**Your goal:**
Repeat the entries that follow verbatim, without any of their pictures.

━━━

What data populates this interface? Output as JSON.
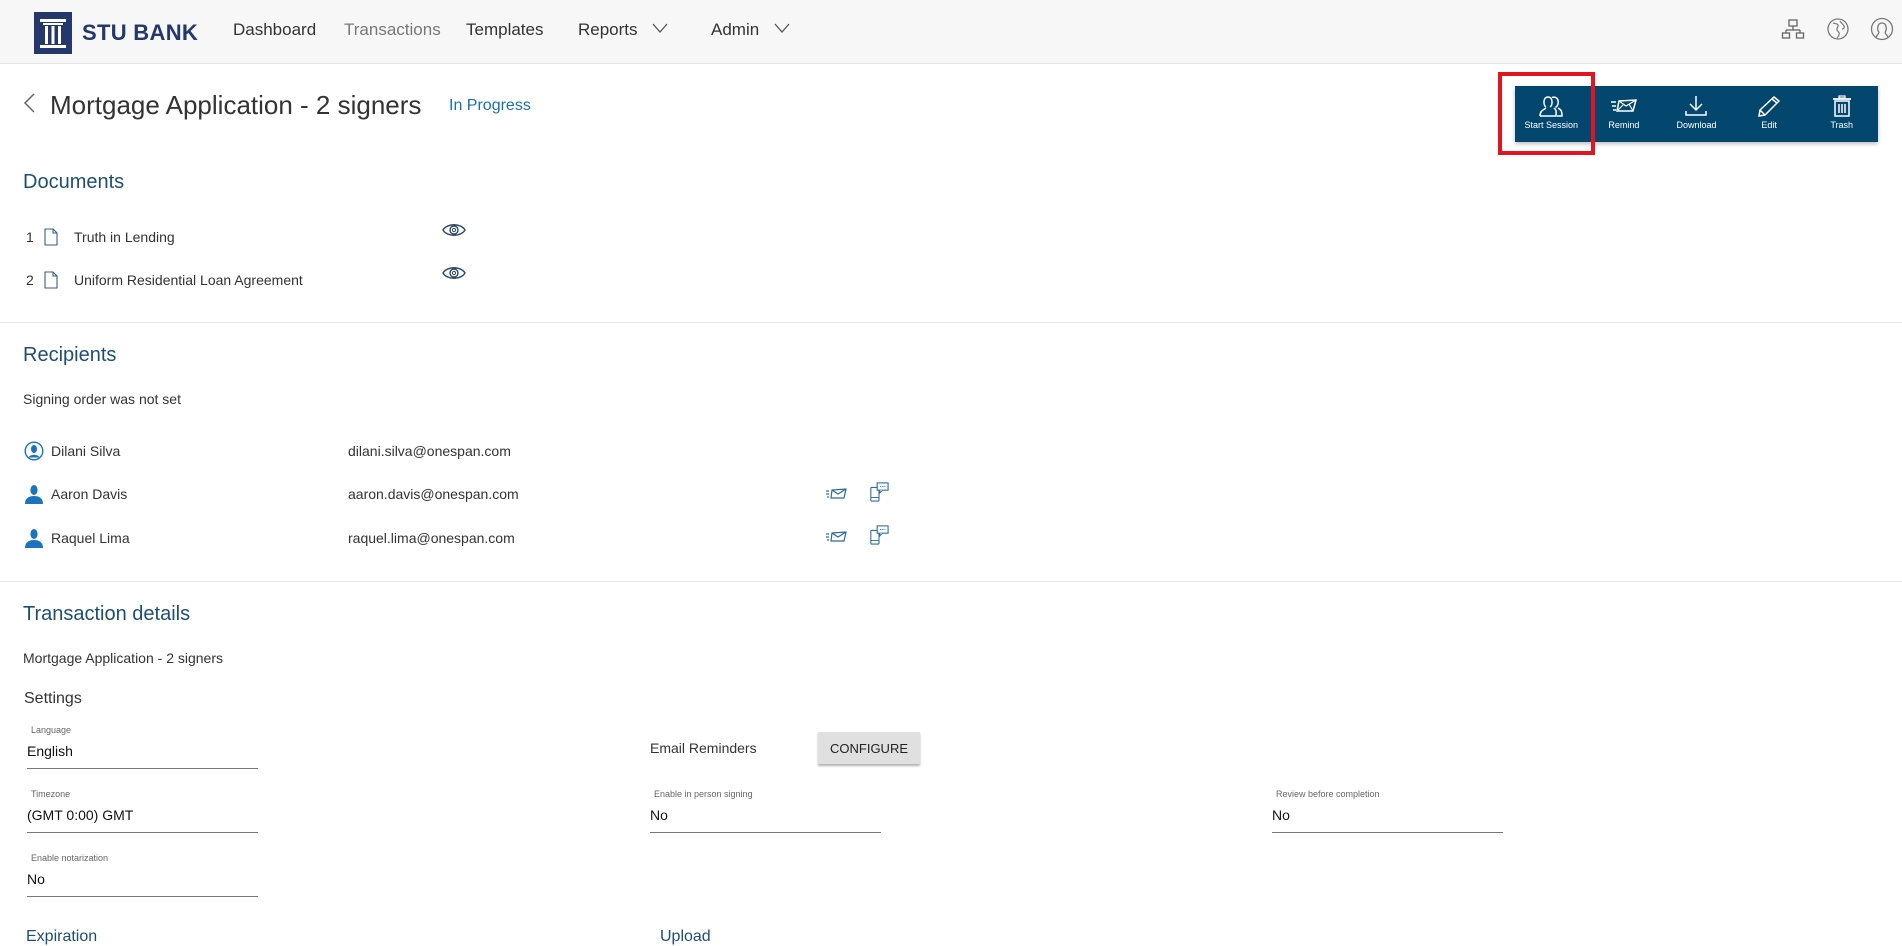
{
  "header": {
    "brand": "STU BANK",
    "nav": [
      {
        "label": "Dashboard",
        "active": false,
        "dropdown": false
      },
      {
        "label": "Transactions",
        "active": true,
        "dropdown": false
      },
      {
        "label": "Templates",
        "active": false,
        "dropdown": false
      },
      {
        "label": "Reports",
        "active": false,
        "dropdown": true
      },
      {
        "label": "Admin",
        "active": false,
        "dropdown": true
      }
    ],
    "right_icons": [
      "sitemap-icon",
      "globe-icon",
      "user-profile-icon"
    ]
  },
  "page": {
    "title": "Mortgage Application - 2 signers",
    "status": "In Progress",
    "status_color": "#1a6fb0"
  },
  "actions": [
    {
      "label": "Start Session",
      "icon": "start-session-icon",
      "highlighted": true
    },
    {
      "label": "Remind",
      "icon": "remind-envelope-icon"
    },
    {
      "label": "Download",
      "icon": "download-icon"
    },
    {
      "label": "Edit",
      "icon": "pencil-icon"
    },
    {
      "label": "Trash",
      "icon": "trash-icon"
    }
  ],
  "documents": {
    "heading": "Documents",
    "items": [
      {
        "index": "1",
        "name": "Truth in Lending"
      },
      {
        "index": "2",
        "name": "Uniform Residential Loan Agreement"
      }
    ]
  },
  "recipients": {
    "heading": "Recipients",
    "signing_order": "Signing order was not set",
    "items": [
      {
        "name": "Dilani Silva",
        "email": "dilani.silva@onespan.com",
        "owner": true
      },
      {
        "name": "Aaron Davis",
        "email": "aaron.davis@onespan.com",
        "owner": false
      },
      {
        "name": "Raquel Lima",
        "email": "raquel.lima@onespan.com",
        "owner": false
      }
    ]
  },
  "details": {
    "heading": "Transaction details",
    "name": "Mortgage Application - 2 signers",
    "settings_heading": "Settings",
    "email_reminders_label": "Email Reminders",
    "configure_label": "CONFIGURE",
    "fields": {
      "language": {
        "label": "Language",
        "value": "English"
      },
      "timezone": {
        "label": "Timezone",
        "value": "(GMT 0:00) GMT"
      },
      "in_person": {
        "label": "Enable in person signing",
        "value": "No"
      },
      "review": {
        "label": "Review before completion",
        "value": "No"
      },
      "notarization": {
        "label": "Enable notarization",
        "value": "No"
      }
    },
    "cut_headings": [
      "Expiration",
      "Upload"
    ]
  },
  "colors": {
    "brand": "#24386b",
    "action_bar": "#03476f",
    "section_heading": "#1d4e74",
    "highlight": "#e3141e",
    "recipient_icon": "#1a74bd"
  }
}
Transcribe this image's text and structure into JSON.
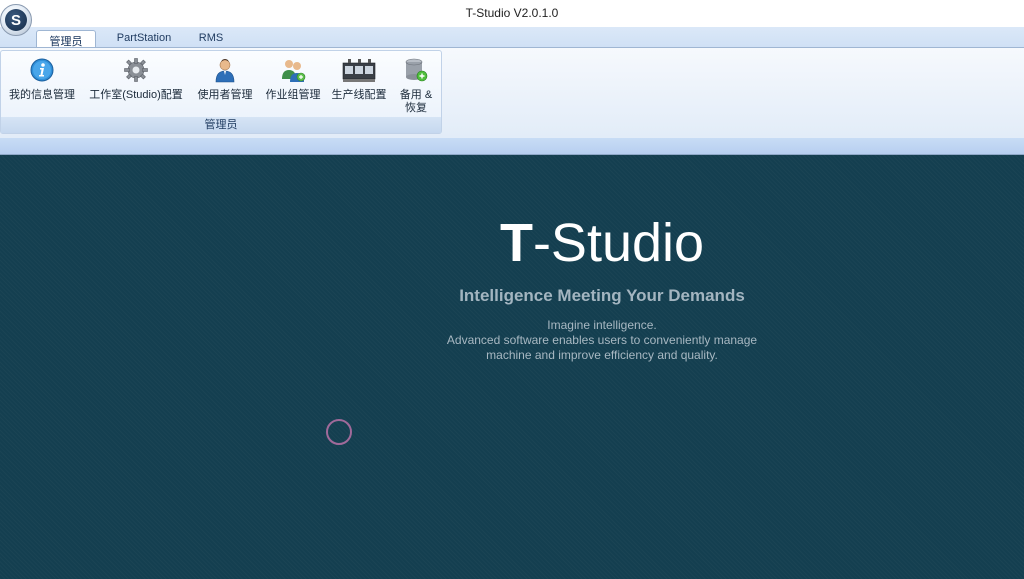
{
  "window": {
    "title": "T-Studio V2.0.1.0",
    "logo_letter": "S"
  },
  "tabs": [
    {
      "label": "管理员",
      "active": true
    },
    {
      "label": "PartStation",
      "active": false
    },
    {
      "label": "RMS",
      "active": false
    }
  ],
  "ribbon": {
    "group_label": "管理员",
    "buttons": [
      {
        "label": "我的信息管理",
        "icon": "info-icon"
      },
      {
        "label": "工作室(Studio)配置",
        "icon": "gear-icon"
      },
      {
        "label": "使用者管理",
        "icon": "user-icon"
      },
      {
        "label": "作业组管理",
        "icon": "user-group-icon"
      },
      {
        "label": "生产线配置",
        "icon": "production-line-icon"
      },
      {
        "label_line1": "备用 &",
        "label_line2": "恢复",
        "icon": "backup-restore-icon"
      }
    ]
  },
  "splash": {
    "brand_bold": "T",
    "brand_rest": "-Studio",
    "tagline": "Intelligence Meeting Your Demands",
    "desc_line1": "Imagine intelligence.",
    "desc_line2": "Advanced software enables users to conveniently manage",
    "desc_line3": "machine and improve efficiency and quality."
  },
  "colors": {
    "background": "#143f50",
    "ribbon": "#e2ecf8",
    "accent": "#1e3a5f"
  }
}
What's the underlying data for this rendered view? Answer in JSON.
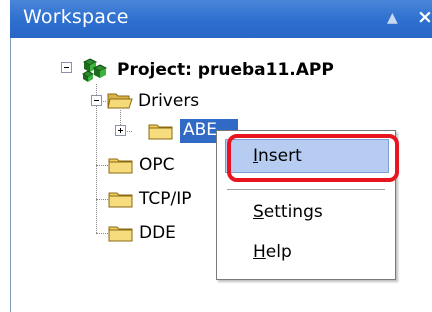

━━━

**Solution to this exercise:**
What data populates this interface? Output as JSON.
{
  "header": {
    "brand": "STU BANK",
    "nav": [
      {
        "label": "Dashboard",
        "active": false,
        "dropdown": false
      },
      {
        "label": "Transactions",
        "active": true,
        "dropdown": false
      },
      {
        "label": "Templates",
        "active": false,
        "dropdown": false
      },
      {
        "label": "Reports",
        "active": false,
        "dropdown": true
      },
      {
        "label": "Admin",
        "active": false,
        "dropdown": true
      }
    ],
    "right_icons": [
      "sitemap-icon",
      "globe-icon",
      "user-profile-icon"
    ]
  },
  "page": {
    "title": "Mortgage Application - 2 signers",
    "status": "In Progress",
    "status_color": "#1a6fb0"
  },
  "actions": [
    {
      "label": "Start Session",
      "icon": "start-session-icon",
      "highlighted": true
    },
    {
      "label": "Remind",
      "icon": "remind-envelope-icon"
    },
    {
      "label": "Download",
      "icon": "download-icon"
    },
    {
      "label": "Edit",
      "icon": "pencil-icon"
    },
    {
      "label": "Trash",
      "icon": "trash-icon"
    }
  ],
  "documents": {
    "heading": "Documents",
    "items": [
      {
        "index": "1",
        "name": "Truth in Lending"
      },
      {
        "index": "2",
        "name": "Uniform Residential Loan Agreement"
      }
    ]
  },
  "recipients": {
    "heading": "Recipients",
    "signing_order": "Signing order was not set",
    "items": [
      {
        "name": "Dilani Silva",
        "email": "dilani.silva@onespan.com",
        "owner": true
      },
      {
        "name": "Aaron Davis",
        "email": "aaron.davis@onespan.com",
        "owner": false
      },
      {
        "name": "Raquel Lima",
        "email": "raquel.lima@onespan.com",
        "owner": false
      }
    ]
  },
  "details": {
    "heading": "Transaction details",
    "name": "Mortgage Application - 2 signers",
    "settings_heading": "Settings",
    "email_reminders_label": "Email Reminders",
    "configure_label": "CONFIGURE",
    "fields": {
      "language": {
        "label": "Language",
        "value": "English"
      },
      "timezone": {
        "label": "Timezone",
        "value": "(GMT 0:00) GMT"
      },
      "in_person": {
        "label": "Enable in person signing",
        "value": "No"
      },
      "review": {
        "label": "Review before completion",
        "value": "No"
      },
      "notarization": {
        "label": "Enable notarization",
        "value": "No"
      }
    },
    "cut_headings": [
      "Expiration",
      "Upload"
    ]
  },
  "colors": {
    "brand": "#24386b",
    "action_bar": "#03476f",
    "section_heading": "#1d4e74",
    "highlight": "#e3141e",
    "recipient_icon": "#1a74bd"
  }
}
Transcribe this image's text and structure into JSON.
{
  "window": {
    "title": "T-Studio V2.0.1.0",
    "logo_letter": "S"
  },
  "tabs": [
    {
      "label": "管理员",
      "active": true
    },
    {
      "label": "PartStation",
      "active": false
    },
    {
      "label": "RMS",
      "active": false
    }
  ],
  "ribbon": {
    "group_label": "管理员",
    "buttons": [
      {
        "label": "我的信息管理",
        "icon": "info-icon"
      },
      {
        "label": "工作室(Studio)配置",
        "icon": "gear-icon"
      },
      {
        "label": "使用者管理",
        "icon": "user-icon"
      },
      {
        "label": "作业组管理",
        "icon": "user-group-icon"
      },
      {
        "label": "生产线配置",
        "icon": "production-line-icon"
      },
      {
        "label_line1": "备用 &",
        "label_line2": "恢复",
        "icon": "backup-restore-icon"
      }
    ]
  },
  "splash": {
    "brand_bold": "T",
    "brand_rest": "-Studio",
    "tagline": "Intelligence Meeting Your Demands",
    "desc_line1": "Imagine intelligence.",
    "desc_line2": "Advanced software enables users to conveniently manage",
    "desc_line3": "machine and improve efficiency and quality."
  },
  "colors": {
    "background": "#143f50",
    "ribbon": "#e2ecf8",
    "accent": "#1e3a5f"
  }
}
What's the underlying data for this rendered view? Answer in JSON.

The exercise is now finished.